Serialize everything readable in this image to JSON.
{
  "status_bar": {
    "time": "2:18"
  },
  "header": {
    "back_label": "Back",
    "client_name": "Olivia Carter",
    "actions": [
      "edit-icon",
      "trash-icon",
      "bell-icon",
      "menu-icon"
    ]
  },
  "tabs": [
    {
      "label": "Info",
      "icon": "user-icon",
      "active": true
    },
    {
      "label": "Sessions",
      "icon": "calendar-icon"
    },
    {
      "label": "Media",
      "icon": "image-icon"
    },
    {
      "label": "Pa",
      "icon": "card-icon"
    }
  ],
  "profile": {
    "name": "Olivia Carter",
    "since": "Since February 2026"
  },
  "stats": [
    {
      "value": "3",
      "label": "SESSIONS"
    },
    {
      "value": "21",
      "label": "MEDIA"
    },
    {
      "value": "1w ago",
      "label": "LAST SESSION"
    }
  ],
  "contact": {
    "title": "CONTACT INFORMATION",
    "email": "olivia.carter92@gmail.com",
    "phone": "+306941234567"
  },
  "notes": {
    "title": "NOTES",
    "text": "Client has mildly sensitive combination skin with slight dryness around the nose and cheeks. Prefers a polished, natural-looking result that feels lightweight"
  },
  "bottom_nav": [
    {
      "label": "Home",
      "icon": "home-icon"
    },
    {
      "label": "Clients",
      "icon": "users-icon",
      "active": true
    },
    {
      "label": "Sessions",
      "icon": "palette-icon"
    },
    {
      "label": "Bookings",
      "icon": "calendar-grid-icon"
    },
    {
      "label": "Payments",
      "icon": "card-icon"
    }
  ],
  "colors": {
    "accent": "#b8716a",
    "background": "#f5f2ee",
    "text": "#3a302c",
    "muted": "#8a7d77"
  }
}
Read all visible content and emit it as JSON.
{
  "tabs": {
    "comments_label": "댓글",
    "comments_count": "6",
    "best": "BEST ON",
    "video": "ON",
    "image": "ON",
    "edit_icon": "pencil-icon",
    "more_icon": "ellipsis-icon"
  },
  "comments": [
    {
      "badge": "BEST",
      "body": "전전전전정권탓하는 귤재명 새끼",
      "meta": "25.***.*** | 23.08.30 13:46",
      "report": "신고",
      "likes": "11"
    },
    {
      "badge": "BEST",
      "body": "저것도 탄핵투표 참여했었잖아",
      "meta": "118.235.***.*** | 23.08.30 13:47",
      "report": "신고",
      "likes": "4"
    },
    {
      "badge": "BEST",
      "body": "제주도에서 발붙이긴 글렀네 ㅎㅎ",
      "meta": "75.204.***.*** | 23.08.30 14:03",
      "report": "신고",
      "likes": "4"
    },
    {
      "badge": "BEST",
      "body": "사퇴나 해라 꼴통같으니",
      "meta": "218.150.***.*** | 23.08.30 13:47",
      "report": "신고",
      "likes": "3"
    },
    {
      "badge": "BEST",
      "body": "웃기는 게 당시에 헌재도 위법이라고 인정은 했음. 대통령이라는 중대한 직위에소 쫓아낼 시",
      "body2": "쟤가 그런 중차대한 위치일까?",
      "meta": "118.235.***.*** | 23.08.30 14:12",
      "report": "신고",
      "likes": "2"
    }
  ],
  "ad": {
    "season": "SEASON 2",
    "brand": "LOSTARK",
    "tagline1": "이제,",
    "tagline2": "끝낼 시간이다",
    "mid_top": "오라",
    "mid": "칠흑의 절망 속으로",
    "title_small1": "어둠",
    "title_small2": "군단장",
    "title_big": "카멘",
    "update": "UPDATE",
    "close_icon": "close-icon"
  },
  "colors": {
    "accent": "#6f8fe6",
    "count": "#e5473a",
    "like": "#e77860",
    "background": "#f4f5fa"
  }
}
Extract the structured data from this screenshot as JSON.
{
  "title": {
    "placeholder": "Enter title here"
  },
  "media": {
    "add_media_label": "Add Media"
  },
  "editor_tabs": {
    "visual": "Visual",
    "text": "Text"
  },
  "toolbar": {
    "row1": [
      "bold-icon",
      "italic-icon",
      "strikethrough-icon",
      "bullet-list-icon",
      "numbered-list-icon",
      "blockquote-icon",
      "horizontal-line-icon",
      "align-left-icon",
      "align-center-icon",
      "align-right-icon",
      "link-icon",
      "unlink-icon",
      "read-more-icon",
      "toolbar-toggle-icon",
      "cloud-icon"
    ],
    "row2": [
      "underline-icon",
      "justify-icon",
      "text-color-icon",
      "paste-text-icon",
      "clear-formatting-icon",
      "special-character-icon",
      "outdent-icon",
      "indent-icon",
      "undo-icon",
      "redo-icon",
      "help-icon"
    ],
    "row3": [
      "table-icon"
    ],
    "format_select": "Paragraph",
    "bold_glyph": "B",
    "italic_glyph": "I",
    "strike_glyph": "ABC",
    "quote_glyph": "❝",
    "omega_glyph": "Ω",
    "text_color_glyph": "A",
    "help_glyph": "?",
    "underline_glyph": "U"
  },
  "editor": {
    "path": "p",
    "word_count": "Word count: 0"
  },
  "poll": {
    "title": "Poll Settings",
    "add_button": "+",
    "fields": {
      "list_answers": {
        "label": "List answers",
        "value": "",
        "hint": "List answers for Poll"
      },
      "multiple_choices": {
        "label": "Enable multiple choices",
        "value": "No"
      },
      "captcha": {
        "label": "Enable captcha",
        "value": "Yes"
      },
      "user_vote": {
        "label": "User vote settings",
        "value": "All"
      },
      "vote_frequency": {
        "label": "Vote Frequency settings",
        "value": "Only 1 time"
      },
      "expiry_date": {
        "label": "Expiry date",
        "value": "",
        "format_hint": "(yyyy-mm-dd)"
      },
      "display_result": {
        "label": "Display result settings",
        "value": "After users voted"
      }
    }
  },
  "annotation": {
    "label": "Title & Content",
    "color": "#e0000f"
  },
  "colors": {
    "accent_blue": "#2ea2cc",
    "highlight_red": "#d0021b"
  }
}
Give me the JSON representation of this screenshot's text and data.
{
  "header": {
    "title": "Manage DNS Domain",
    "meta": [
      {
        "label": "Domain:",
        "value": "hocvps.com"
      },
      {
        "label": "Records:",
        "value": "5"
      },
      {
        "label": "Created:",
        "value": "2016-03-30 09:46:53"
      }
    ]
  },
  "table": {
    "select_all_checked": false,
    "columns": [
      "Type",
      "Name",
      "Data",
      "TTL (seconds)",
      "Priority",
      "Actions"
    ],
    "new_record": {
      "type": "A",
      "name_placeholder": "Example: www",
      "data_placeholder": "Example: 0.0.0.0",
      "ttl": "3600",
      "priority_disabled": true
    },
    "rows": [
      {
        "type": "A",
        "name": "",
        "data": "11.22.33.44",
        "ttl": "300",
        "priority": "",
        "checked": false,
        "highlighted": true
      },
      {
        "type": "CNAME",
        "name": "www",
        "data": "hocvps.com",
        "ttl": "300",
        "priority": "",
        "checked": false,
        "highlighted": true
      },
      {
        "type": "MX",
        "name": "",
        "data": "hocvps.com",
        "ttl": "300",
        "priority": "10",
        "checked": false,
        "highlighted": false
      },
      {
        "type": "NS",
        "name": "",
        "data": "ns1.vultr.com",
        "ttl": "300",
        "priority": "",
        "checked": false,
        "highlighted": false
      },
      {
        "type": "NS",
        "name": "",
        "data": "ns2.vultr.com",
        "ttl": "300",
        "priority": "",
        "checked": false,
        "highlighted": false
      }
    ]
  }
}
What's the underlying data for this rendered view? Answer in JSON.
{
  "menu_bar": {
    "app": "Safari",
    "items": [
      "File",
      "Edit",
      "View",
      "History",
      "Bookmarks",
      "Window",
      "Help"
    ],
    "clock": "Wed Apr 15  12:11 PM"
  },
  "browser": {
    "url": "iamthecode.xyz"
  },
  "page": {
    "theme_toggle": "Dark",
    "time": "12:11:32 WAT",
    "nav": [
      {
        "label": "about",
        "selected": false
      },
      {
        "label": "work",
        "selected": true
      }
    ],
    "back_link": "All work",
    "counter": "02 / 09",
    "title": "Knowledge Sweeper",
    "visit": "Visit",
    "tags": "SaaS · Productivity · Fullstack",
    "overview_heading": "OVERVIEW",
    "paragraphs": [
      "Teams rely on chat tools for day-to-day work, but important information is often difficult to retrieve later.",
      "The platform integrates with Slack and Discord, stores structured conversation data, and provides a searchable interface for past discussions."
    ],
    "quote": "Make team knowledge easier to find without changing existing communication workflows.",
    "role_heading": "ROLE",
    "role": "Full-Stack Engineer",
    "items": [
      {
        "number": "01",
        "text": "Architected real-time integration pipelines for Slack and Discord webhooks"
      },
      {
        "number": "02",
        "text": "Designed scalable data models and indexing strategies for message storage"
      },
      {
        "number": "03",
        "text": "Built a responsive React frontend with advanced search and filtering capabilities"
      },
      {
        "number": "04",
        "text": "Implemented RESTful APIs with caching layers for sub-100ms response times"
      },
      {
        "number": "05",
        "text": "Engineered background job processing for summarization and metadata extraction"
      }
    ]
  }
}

·····

**TASK STATEMENT**
Select every line above that contains the word "JSON", and copy it.

**WRITTEN RESPONSE**
Serialize everything readable in this image to JSON.
Read all visible content and emit it as JSON.
Extract the structured data from this screenshot as JSON.
Give me the JSON representation of this screenshot's text and data.
What's the underlying data for this rendered view? Answer in JSON.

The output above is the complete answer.